Data to process:
┄┄┄┄┄┄┄┄┄┄┄┄┄┄┄┄┄┄┄┄
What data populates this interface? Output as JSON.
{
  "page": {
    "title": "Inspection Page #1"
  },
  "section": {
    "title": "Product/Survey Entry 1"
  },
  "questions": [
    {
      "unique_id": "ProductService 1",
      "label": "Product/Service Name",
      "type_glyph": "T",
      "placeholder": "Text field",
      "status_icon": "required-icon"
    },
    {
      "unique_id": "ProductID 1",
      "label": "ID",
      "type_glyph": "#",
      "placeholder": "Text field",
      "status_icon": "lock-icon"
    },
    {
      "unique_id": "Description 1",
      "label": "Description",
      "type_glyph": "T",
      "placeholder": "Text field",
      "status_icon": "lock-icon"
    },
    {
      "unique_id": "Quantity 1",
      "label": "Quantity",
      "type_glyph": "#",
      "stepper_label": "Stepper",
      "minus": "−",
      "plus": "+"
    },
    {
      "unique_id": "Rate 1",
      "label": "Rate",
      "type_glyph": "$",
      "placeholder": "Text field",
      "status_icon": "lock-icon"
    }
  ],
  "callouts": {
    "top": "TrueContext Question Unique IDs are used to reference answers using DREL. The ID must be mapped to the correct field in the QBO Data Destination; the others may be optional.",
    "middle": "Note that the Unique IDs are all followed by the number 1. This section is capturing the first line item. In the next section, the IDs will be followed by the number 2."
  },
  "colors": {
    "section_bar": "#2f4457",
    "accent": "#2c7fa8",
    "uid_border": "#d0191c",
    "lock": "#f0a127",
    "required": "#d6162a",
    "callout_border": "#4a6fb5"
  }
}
┄┄┄┄┄┄┄┄┄┄┄┄┄┄┄┄┄┄┄┄
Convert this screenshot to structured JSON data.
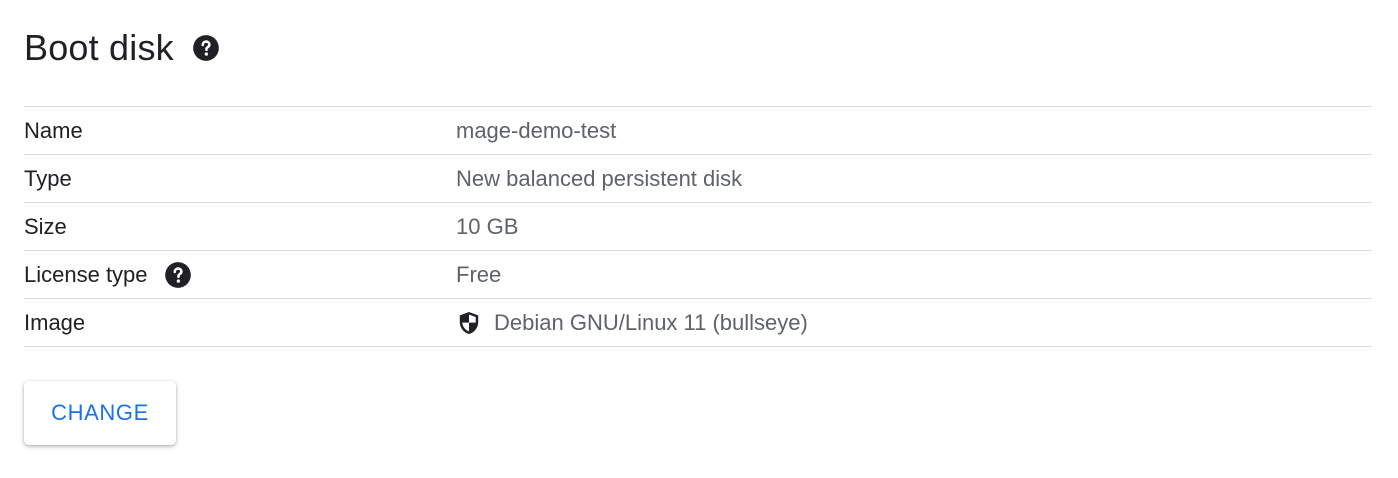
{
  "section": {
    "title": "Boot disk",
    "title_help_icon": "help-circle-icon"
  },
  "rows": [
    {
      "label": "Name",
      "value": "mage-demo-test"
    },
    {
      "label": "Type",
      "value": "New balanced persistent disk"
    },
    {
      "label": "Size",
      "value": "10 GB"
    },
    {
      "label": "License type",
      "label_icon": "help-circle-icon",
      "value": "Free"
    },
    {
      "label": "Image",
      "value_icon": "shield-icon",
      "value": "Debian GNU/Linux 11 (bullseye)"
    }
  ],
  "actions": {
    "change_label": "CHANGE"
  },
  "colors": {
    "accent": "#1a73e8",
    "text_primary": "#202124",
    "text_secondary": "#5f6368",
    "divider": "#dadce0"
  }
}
┄┄┄┄┄┄┄┄┄┄┄┄┄┄┄┄┄┄┄┄
Objective: In the entries above, locate every line with the word "Name" and copy it.

Task output:
      "label": "Product/Service Name",
      "label": "Name",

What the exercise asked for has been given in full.